-- START --
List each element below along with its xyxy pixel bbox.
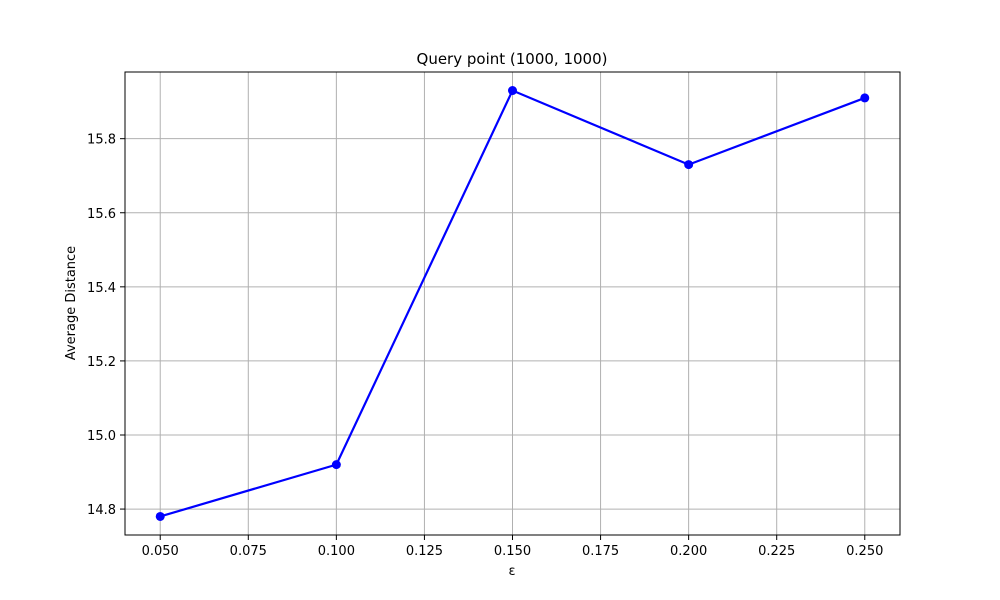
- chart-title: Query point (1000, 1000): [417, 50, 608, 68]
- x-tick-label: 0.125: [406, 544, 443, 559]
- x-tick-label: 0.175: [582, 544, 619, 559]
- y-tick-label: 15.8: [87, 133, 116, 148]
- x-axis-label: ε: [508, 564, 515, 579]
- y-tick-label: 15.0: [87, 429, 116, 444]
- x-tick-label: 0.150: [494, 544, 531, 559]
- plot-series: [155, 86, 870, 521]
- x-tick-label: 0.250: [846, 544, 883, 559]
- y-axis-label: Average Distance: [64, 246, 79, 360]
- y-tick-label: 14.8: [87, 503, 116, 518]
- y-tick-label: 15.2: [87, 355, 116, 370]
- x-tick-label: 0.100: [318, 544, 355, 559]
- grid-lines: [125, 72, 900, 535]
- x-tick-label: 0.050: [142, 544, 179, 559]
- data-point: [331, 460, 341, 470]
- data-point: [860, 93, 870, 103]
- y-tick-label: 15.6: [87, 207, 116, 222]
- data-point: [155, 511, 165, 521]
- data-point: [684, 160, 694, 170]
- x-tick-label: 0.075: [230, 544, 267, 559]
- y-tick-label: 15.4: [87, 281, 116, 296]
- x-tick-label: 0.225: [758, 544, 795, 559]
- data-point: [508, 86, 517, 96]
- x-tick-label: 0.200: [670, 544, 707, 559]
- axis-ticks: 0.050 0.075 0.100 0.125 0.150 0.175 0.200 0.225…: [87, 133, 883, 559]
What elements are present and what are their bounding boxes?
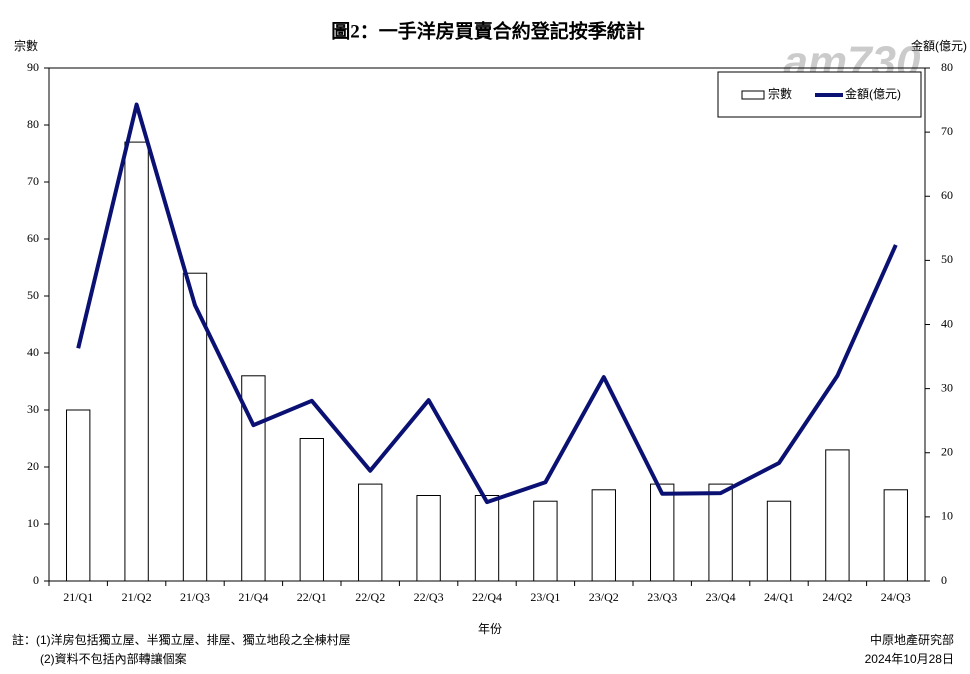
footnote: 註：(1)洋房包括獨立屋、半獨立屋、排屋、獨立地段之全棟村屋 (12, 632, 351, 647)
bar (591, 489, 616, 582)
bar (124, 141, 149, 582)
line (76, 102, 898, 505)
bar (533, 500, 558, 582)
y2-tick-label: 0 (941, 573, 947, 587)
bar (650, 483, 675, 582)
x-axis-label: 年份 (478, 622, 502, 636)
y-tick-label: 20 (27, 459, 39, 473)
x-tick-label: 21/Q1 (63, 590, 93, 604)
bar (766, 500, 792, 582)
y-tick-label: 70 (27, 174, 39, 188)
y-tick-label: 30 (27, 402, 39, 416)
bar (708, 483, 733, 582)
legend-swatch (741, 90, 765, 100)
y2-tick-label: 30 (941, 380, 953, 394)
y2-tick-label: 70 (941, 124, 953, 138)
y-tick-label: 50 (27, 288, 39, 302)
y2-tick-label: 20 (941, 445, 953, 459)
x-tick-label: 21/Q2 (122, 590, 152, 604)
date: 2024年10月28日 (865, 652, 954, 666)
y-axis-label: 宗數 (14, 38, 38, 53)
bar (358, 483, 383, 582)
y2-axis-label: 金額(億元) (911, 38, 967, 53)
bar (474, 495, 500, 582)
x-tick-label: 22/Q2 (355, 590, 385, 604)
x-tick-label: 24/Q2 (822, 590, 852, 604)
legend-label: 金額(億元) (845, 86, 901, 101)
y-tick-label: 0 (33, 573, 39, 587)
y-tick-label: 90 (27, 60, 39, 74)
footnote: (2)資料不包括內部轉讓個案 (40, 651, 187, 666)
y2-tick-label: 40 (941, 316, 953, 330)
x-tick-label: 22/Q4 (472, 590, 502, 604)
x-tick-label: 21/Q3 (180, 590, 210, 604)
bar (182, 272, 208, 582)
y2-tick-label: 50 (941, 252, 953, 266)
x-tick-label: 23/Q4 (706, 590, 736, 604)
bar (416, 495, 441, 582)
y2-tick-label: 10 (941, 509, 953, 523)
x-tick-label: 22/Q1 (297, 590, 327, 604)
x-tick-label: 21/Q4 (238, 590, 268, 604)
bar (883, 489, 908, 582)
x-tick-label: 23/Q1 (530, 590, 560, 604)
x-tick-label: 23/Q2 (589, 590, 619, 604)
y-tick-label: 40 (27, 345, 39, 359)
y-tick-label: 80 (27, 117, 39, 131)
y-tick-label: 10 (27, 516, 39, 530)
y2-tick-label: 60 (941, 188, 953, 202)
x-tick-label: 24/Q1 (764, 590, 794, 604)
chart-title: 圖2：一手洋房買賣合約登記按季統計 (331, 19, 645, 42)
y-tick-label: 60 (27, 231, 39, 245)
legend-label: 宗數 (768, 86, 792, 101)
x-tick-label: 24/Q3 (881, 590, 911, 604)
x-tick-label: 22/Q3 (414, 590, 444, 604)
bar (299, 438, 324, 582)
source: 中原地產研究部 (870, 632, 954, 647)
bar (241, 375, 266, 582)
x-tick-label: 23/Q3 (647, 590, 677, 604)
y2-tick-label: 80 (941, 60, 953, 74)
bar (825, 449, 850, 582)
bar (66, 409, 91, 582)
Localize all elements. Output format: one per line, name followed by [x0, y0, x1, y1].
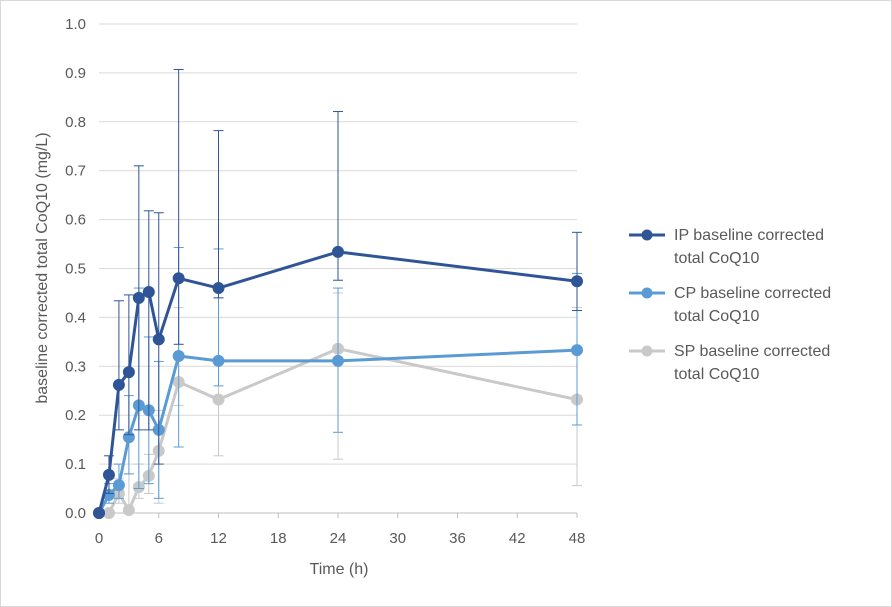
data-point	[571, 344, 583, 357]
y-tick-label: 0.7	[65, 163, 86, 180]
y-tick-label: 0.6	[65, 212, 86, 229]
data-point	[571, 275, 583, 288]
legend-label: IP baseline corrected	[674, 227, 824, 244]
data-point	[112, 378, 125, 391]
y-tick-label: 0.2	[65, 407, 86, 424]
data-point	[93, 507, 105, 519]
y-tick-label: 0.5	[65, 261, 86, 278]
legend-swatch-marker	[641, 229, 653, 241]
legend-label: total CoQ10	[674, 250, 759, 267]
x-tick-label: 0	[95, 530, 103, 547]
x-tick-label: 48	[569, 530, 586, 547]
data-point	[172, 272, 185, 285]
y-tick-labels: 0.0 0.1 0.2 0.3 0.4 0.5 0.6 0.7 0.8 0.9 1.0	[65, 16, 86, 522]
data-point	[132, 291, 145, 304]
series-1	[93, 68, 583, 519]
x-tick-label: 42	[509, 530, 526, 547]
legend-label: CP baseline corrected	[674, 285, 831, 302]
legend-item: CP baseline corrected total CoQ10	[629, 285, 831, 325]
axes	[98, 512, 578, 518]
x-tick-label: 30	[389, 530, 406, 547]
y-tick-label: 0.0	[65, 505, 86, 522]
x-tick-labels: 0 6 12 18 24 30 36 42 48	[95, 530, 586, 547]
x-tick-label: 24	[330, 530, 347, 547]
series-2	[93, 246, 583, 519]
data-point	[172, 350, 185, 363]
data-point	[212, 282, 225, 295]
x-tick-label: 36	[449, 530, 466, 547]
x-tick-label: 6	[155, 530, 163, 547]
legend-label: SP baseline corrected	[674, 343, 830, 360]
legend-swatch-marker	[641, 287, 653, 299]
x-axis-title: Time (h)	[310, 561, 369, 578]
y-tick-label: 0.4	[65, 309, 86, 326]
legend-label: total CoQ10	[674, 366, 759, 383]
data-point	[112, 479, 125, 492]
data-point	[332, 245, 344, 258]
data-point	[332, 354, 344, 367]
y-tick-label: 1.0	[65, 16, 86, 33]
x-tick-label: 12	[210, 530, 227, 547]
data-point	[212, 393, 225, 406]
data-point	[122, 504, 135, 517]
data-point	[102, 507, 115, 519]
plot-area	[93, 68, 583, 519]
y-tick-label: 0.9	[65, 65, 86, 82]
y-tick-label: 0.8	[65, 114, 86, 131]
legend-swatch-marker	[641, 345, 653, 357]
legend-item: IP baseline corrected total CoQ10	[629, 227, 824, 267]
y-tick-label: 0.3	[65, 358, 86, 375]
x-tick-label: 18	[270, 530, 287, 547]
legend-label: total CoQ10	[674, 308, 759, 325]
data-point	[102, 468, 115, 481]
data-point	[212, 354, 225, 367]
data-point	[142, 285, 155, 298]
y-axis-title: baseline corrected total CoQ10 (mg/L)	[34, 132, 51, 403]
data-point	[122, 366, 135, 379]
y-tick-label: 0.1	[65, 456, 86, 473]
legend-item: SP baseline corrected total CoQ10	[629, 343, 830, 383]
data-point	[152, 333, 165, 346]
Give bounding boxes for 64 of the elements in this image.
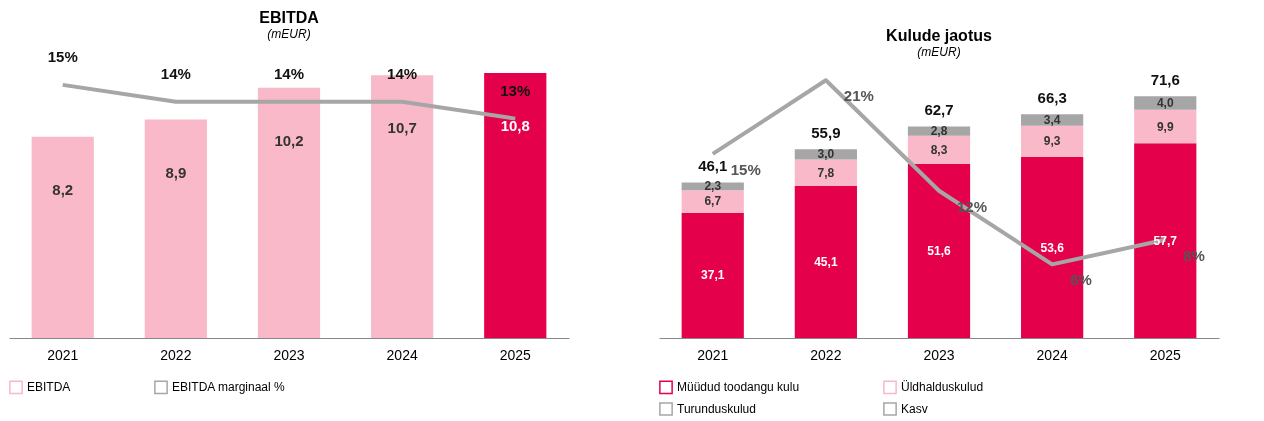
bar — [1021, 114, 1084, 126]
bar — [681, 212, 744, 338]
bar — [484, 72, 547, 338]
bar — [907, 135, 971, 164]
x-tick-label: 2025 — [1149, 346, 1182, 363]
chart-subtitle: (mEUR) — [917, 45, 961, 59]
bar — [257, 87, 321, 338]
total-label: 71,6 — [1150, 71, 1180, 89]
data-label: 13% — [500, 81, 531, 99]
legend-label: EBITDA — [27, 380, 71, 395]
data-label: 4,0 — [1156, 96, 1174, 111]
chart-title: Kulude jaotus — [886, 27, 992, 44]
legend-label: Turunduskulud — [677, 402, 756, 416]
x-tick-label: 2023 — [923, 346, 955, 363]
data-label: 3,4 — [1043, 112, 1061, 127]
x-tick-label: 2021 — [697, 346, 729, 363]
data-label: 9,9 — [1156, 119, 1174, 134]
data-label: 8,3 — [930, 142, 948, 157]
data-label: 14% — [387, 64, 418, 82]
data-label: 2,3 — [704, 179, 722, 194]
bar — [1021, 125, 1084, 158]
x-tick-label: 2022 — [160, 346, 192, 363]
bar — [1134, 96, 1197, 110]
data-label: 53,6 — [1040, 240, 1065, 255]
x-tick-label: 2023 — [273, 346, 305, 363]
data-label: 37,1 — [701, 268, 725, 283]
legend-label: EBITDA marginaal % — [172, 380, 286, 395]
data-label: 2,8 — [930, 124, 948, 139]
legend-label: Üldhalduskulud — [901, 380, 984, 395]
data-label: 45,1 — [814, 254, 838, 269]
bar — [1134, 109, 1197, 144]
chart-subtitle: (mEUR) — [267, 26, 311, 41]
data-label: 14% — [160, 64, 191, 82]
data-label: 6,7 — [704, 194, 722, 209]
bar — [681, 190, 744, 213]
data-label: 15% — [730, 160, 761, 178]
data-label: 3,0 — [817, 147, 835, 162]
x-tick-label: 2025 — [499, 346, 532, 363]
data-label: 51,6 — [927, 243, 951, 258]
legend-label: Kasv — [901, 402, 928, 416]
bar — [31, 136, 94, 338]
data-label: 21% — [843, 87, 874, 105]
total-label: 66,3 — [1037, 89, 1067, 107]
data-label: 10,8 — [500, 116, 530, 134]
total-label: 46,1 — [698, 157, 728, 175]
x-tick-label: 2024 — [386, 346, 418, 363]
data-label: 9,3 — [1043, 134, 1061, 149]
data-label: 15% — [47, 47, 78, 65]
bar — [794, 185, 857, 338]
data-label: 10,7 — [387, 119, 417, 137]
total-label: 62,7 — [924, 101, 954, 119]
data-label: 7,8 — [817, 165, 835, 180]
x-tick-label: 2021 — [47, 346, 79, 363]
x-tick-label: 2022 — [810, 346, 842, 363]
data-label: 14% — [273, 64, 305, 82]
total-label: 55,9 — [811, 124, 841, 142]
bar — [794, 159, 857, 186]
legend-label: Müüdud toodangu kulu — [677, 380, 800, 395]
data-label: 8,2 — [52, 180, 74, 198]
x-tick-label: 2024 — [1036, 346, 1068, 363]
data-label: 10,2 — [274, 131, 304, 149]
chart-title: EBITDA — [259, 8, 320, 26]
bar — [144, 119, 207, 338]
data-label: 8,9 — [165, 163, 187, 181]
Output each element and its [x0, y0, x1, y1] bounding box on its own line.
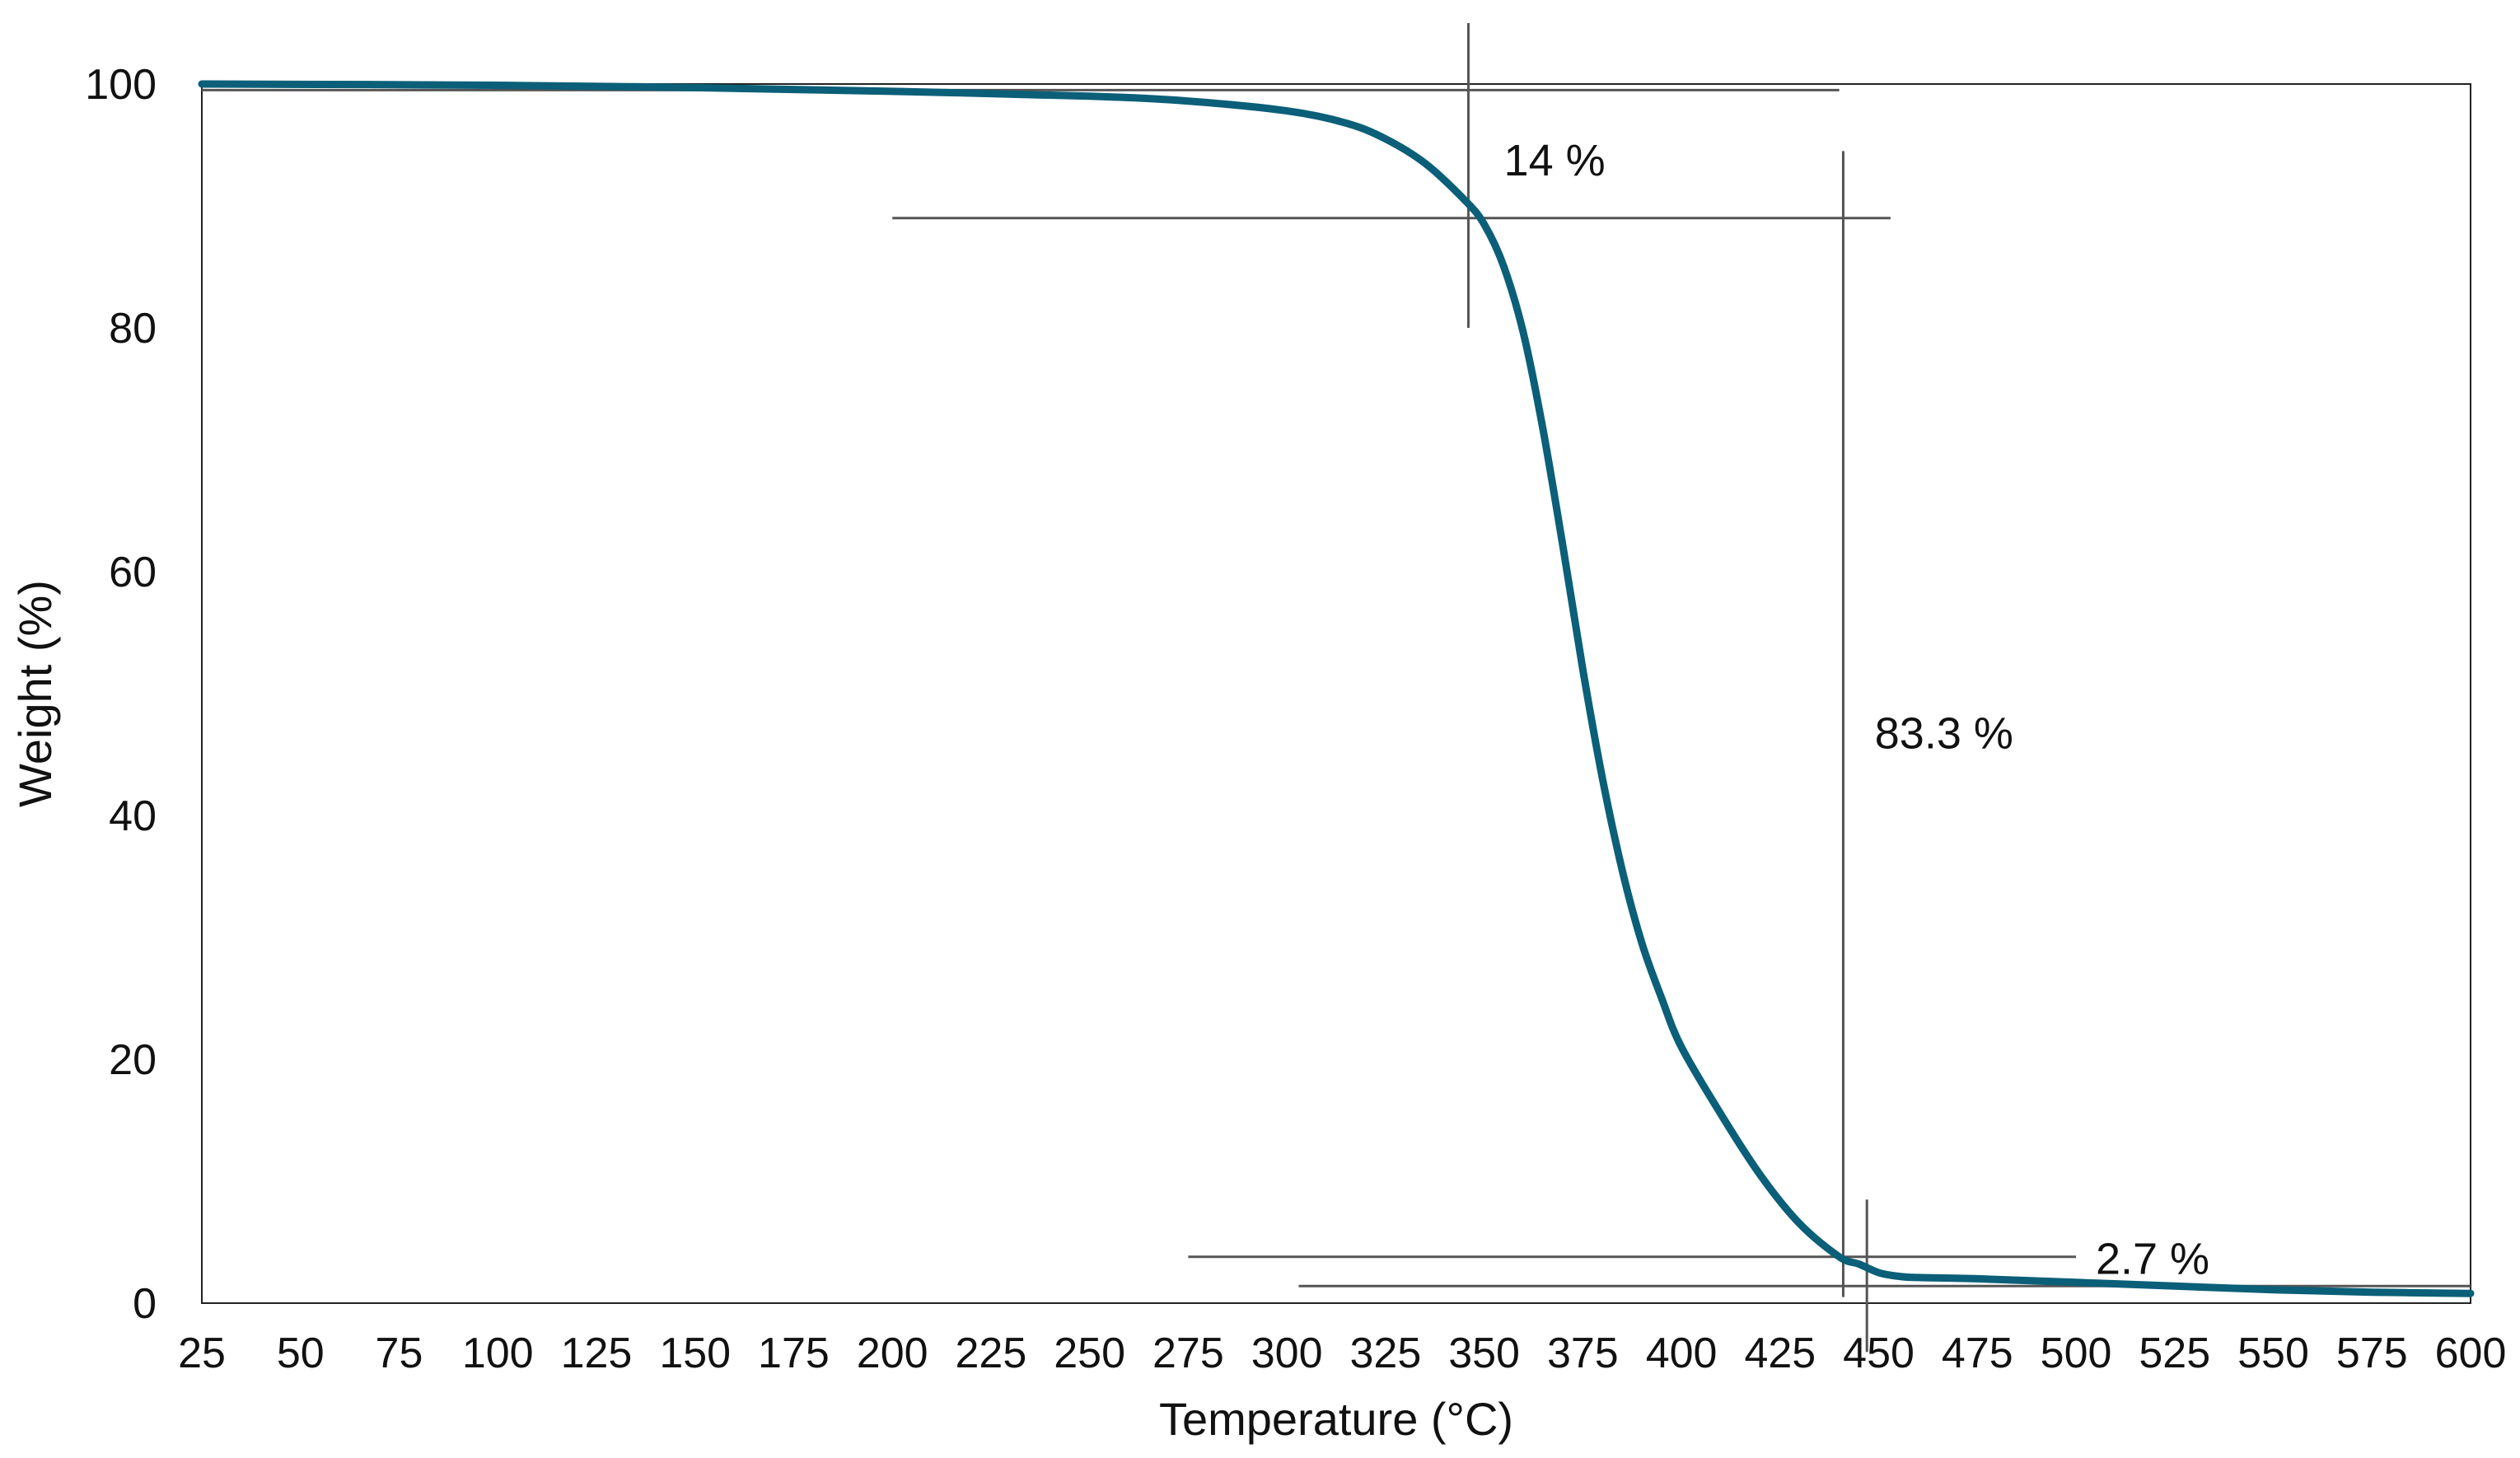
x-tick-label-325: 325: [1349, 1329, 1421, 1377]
-- END --
Problem to work on — Print the records again without any change, starting with the line that contains "bar — [1021, 114, 1084, 126]" and going on through the line that contains "bar — [1021, 125, 1084, 158]", both of those lines included.

Finished answer —
bar — [1021, 114, 1084, 126]
bar — [681, 212, 744, 338]
bar — [484, 72, 547, 338]
bar — [907, 135, 971, 164]
x-tick-label: 2025 — [1149, 346, 1182, 363]
chart-subtitle: (mEUR) — [917, 45, 961, 59]
bar — [257, 87, 321, 338]
total-label: 71,6 — [1150, 71, 1180, 89]
data-label: 13% — [500, 81, 531, 99]
legend-label: EBITDA — [27, 380, 71, 395]
data-label: 4,0 — [1156, 96, 1174, 111]
chart-title: Kulude jaotus — [886, 27, 992, 44]
legend-label: Turunduskulud — [677, 402, 756, 416]
x-tick-label: 2023 — [923, 346, 955, 363]
data-label: 3,4 — [1043, 112, 1061, 127]
x-tick-label: 2021 — [697, 346, 729, 363]
data-label: 9,9 — [1156, 119, 1174, 134]
data-label: 8,3 — [930, 142, 948, 157]
data-label: 14% — [387, 64, 418, 82]
data-label: 2,3 — [704, 179, 722, 194]
bar — [1021, 125, 1084, 158]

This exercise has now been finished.